- What to do:
Gather all lines in the records below that include the word "PEDRO".

- Dataset excerpt:
--- START ---
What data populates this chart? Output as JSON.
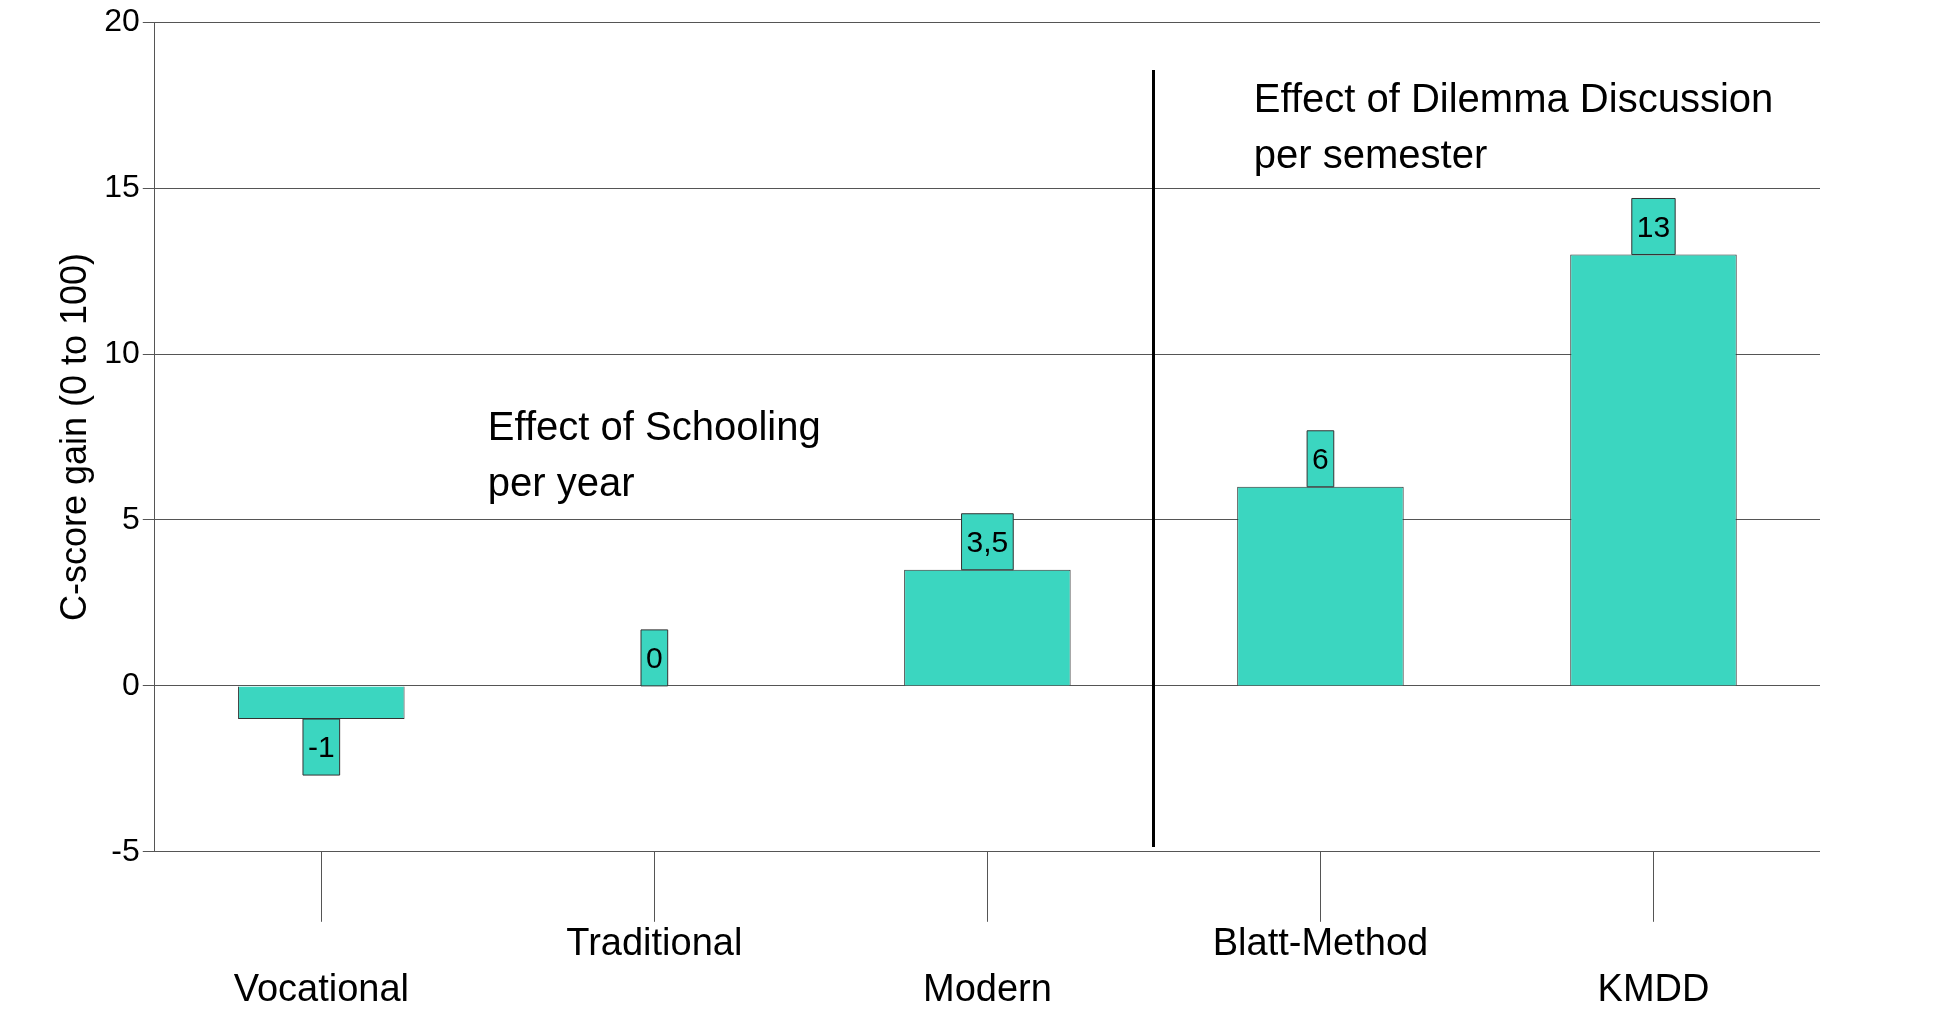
{
  "chart_data": {
    "type": "bar",
    "ylabel": "C-score gain (0 to 100)",
    "categories": [
      "Vocational",
      "Traditional",
      "Modern",
      "Blatt-Method",
      "KMDD"
    ],
    "values": [
      -1,
      0,
      3.5,
      6,
      13
    ],
    "value_labels": [
      "-1",
      "0",
      "3,5",
      "6",
      "13"
    ],
    "color": "#3bd6c0",
    "ylim": [
      -5,
      20
    ],
    "yticks": [
      -5,
      0,
      5,
      10,
      15,
      20
    ],
    "grid": "y",
    "annotations": [
      "Effect of Schooling\nper year",
      "Effect of Dilemma Discussion\nper semester"
    ]
  }
}
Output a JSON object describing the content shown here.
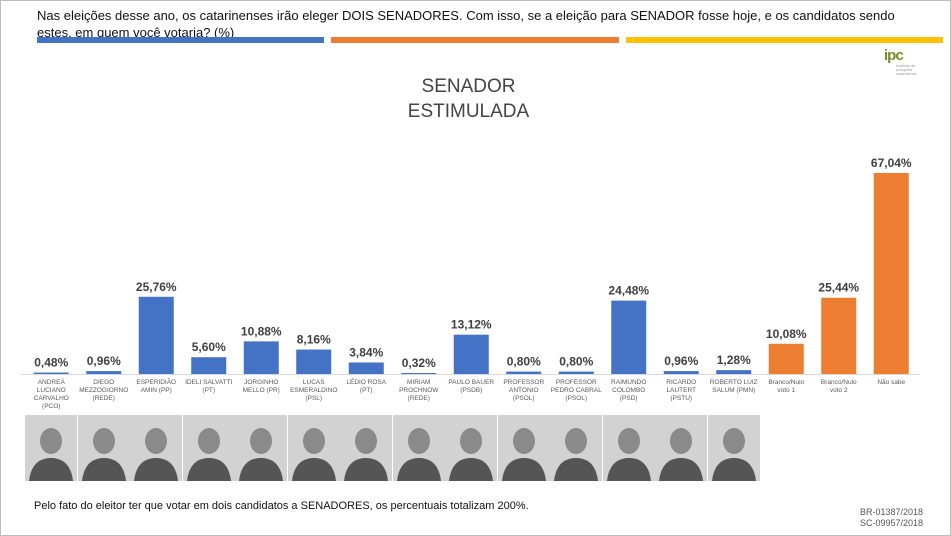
{
  "header": {
    "question": "Nas eleições desse ano, os catarinenses irão eleger DOIS SENADORES. Com isso, se a eleição para SENADOR fosse hoje, e os candidatos sendo estes, em quem você votaria? (%)"
  },
  "stripes": [
    "#4472C4",
    "#ED7D31",
    "#FFC000"
  ],
  "logo": {
    "mark": "ipc",
    "subtitle": "instituto de pesquisa catarinense"
  },
  "chart_data": {
    "type": "bar",
    "title_line1": "SENADOR",
    "title_line2": "ESTIMULADA",
    "categories": [
      "ANDREÁ LUCIANO CARVALHO (PCO)",
      "DIEGO MEZZOGIORNO (REDE)",
      "ESPERIDIÃO AMIN (PP)",
      "IDELI SALVATTI (PT)",
      "JORGINHO MELLO (PR)",
      "LUCAS ESMERALDINO (PSL)",
      "LÉDIO ROSA (PT)",
      "MIRIAM PROCHNOW (REDE)",
      "PAULO BAUER (PSDB)",
      "PROFESSOR ANTONIO (PSOL)",
      "PROFESSOR PEDRO CABRAL (PSOL)",
      "RAIMUNDO COLOMBO (PSD)",
      "RICARDO LAUTERT (PSTU)",
      "ROBERTO LUIZ SALUM (PMN)",
      "Branco/Nulo voto 1",
      "Branco/Nulo voto 2",
      "Não sabe"
    ],
    "category_lines": [
      [
        "ANDREÁ",
        "LUCIANO",
        "CARVALHO",
        "(PCO)"
      ],
      [
        "DIEGO",
        "MEZZOGIORNO",
        "(REDE)"
      ],
      [
        "ESPERIDIÃO",
        "AMIN (PP)"
      ],
      [
        "IDELI SALVATTI",
        "(PT)"
      ],
      [
        "JORGINHO",
        "MELLO (PR)"
      ],
      [
        "LUCAS",
        "ESMERALDINO",
        "(PSL)"
      ],
      [
        "LÉDIO ROSA",
        "(PT)"
      ],
      [
        "MIRIAM",
        "PROCHNOW",
        "(REDE)"
      ],
      [
        "PAULO BAUER",
        "(PSDB)"
      ],
      [
        "PROFESSOR",
        "ANTONIO",
        "(PSOL)"
      ],
      [
        "PROFESSOR",
        "PEDRO CABRAL",
        "(PSOL)"
      ],
      [
        "RAIMUNDO",
        "COLOMBO",
        "(PSD)"
      ],
      [
        "RICARDO",
        "LAUTERT",
        "(PSTU)"
      ],
      [
        "ROBERTO LUIZ",
        "SALUM (PMN)"
      ],
      [
        "Branco/Nulo",
        "voto 1"
      ],
      [
        "Branco/Nulo",
        "voto 2"
      ],
      [
        "Não sabe"
      ]
    ],
    "values": [
      0.48,
      0.96,
      25.76,
      5.6,
      10.88,
      8.16,
      3.84,
      0.32,
      13.12,
      0.8,
      0.8,
      24.48,
      0.96,
      1.28,
      10.08,
      25.44,
      67.04
    ],
    "value_labels": [
      "0,48%",
      "0,96%",
      "25,76%",
      "5,60%",
      "10,88%",
      "8,16%",
      "3,84%",
      "0,32%",
      "13,12%",
      "0,80%",
      "0,80%",
      "24,48%",
      "0,96%",
      "1,28%",
      "10,08%",
      "25,44%",
      "67,04%"
    ],
    "colors": {
      "candidate": "#4472C4",
      "other": "#ED7D31"
    },
    "bar_color_keys": [
      "candidate",
      "candidate",
      "candidate",
      "candidate",
      "candidate",
      "candidate",
      "candidate",
      "candidate",
      "candidate",
      "candidate",
      "candidate",
      "candidate",
      "candidate",
      "candidate",
      "other",
      "other",
      "other"
    ],
    "ylim": [
      0,
      67.04
    ],
    "grid": false,
    "legend": "none"
  },
  "footnote": "Pelo fato do eleitor ter que votar em dois candidatos a SENADORES, os percentuais totalizam 200%.",
  "registrations": [
    "BR-01387/2018",
    "SC-09957/2018"
  ]
}
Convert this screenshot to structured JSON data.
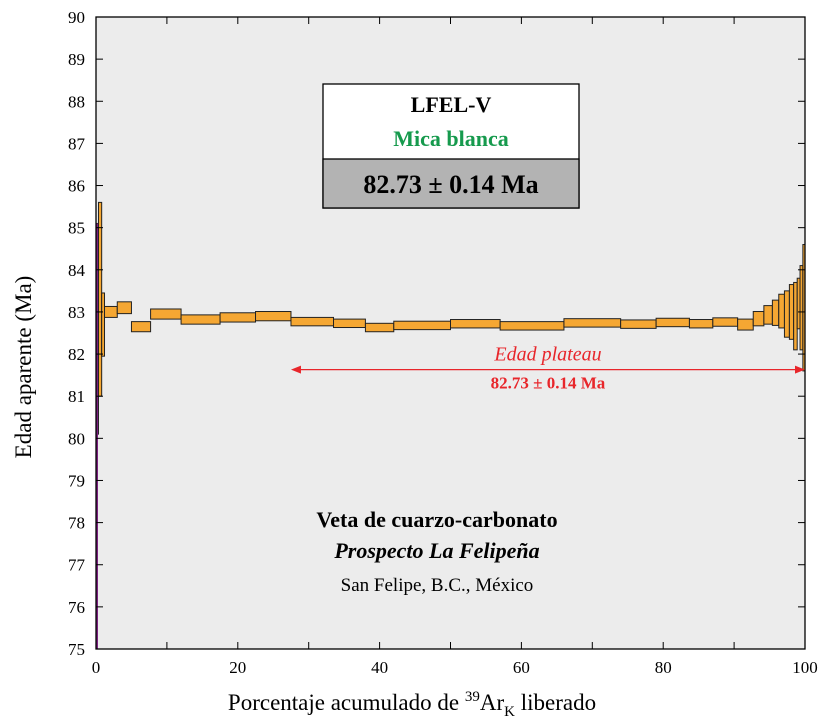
{
  "chart_data": {
    "type": "bar",
    "subtype": "age-spectrum",
    "xlabel": {
      "prefix": "Porcentaje acumulado de ",
      "sup": "39",
      "main": "Ar",
      "sub": "K",
      "suffix": " liberado"
    },
    "ylabel": "Edad aparente (Ma)",
    "xlim": [
      0,
      100
    ],
    "ylim": [
      75,
      90
    ],
    "x_ticks": [
      0,
      20,
      40,
      60,
      80,
      100
    ],
    "y_ticks": [
      75,
      76,
      77,
      78,
      79,
      80,
      81,
      82,
      83,
      84,
      85,
      86,
      87,
      88,
      89,
      90
    ],
    "grid": false,
    "bar_color": "#f5a733",
    "bar_edge_color": "#222222",
    "plot_background": "#ececec",
    "steps": [
      {
        "x0": 0.0,
        "x1": 0.35,
        "age": 82.6,
        "err": 2.5
      },
      {
        "x0": 0.35,
        "x1": 0.8,
        "age": 83.3,
        "err": 2.3
      },
      {
        "x0": 0.8,
        "x1": 1.2,
        "age": 82.7,
        "err": 0.75
      },
      {
        "x0": 1.2,
        "x1": 3.0,
        "age": 83.0,
        "err": 0.13
      },
      {
        "x0": 3.0,
        "x1": 5.0,
        "age": 83.1,
        "err": 0.14
      },
      {
        "x0": 5.0,
        "x1": 7.7,
        "age": 82.65,
        "err": 0.12
      },
      {
        "x0": 7.7,
        "x1": 12.0,
        "age": 82.95,
        "err": 0.12
      },
      {
        "x0": 12.0,
        "x1": 17.5,
        "age": 82.82,
        "err": 0.11
      },
      {
        "x0": 17.5,
        "x1": 22.5,
        "age": 82.87,
        "err": 0.11
      },
      {
        "x0": 22.5,
        "x1": 27.5,
        "age": 82.9,
        "err": 0.11
      },
      {
        "x0": 27.5,
        "x1": 33.5,
        "age": 82.77,
        "err": 0.1
      },
      {
        "x0": 33.5,
        "x1": 38.0,
        "age": 82.73,
        "err": 0.1
      },
      {
        "x0": 38.0,
        "x1": 42.0,
        "age": 82.63,
        "err": 0.1
      },
      {
        "x0": 42.0,
        "x1": 50.0,
        "age": 82.68,
        "err": 0.1
      },
      {
        "x0": 50.0,
        "x1": 57.0,
        "age": 82.72,
        "err": 0.1
      },
      {
        "x0": 57.0,
        "x1": 66.0,
        "age": 82.67,
        "err": 0.1
      },
      {
        "x0": 66.0,
        "x1": 74.0,
        "age": 82.74,
        "err": 0.1
      },
      {
        "x0": 74.0,
        "x1": 79.0,
        "age": 82.71,
        "err": 0.1
      },
      {
        "x0": 79.0,
        "x1": 83.7,
        "age": 82.75,
        "err": 0.1
      },
      {
        "x0": 83.7,
        "x1": 87.0,
        "age": 82.72,
        "err": 0.1
      },
      {
        "x0": 87.0,
        "x1": 90.5,
        "age": 82.76,
        "err": 0.1
      },
      {
        "x0": 90.5,
        "x1": 92.7,
        "age": 82.7,
        "err": 0.13
      },
      {
        "x0": 92.7,
        "x1": 94.2,
        "age": 82.84,
        "err": 0.17
      },
      {
        "x0": 94.2,
        "x1": 95.4,
        "age": 82.93,
        "err": 0.22
      },
      {
        "x0": 95.4,
        "x1": 96.3,
        "age": 82.98,
        "err": 0.3
      },
      {
        "x0": 96.3,
        "x1": 97.1,
        "age": 83.02,
        "err": 0.4
      },
      {
        "x0": 97.1,
        "x1": 97.8,
        "age": 82.95,
        "err": 0.55
      },
      {
        "x0": 97.8,
        "x1": 98.4,
        "age": 83.0,
        "err": 0.65
      },
      {
        "x0": 98.4,
        "x1": 98.9,
        "age": 82.9,
        "err": 0.8
      },
      {
        "x0": 98.9,
        "x1": 99.3,
        "age": 83.2,
        "err": 0.6
      },
      {
        "x0": 99.3,
        "x1": 99.7,
        "age": 83.1,
        "err": 1.0
      },
      {
        "x0": 99.7,
        "x1": 100.0,
        "age": 83.1,
        "err": 1.5
      }
    ],
    "plateau": {
      "x_start": 27.5,
      "x_end": 100,
      "y": 81.63,
      "label": "Edad plateau",
      "value_text": "82.73 ± 0.14 Ma",
      "color": "#e8262b"
    },
    "info_box": {
      "sample": "LFEL-V",
      "mineral": "Mica blanca",
      "mineral_color": "#169a4d",
      "age_text": "82.73 ± 0.14 Ma",
      "age_bg": "#b3b3b3"
    },
    "location": {
      "line1": "Veta de cuarzo-carbonato",
      "line2": "Prospecto La Felipeña",
      "line3": "San Felipe, B.C., México"
    },
    "left_axis_accent_color": "#7a1f7f"
  }
}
--- END ---
- Solution for this problem:
      "PROFESSOR PEDRO CABRAL (PSOL)",
        "PEDRO CABRAL",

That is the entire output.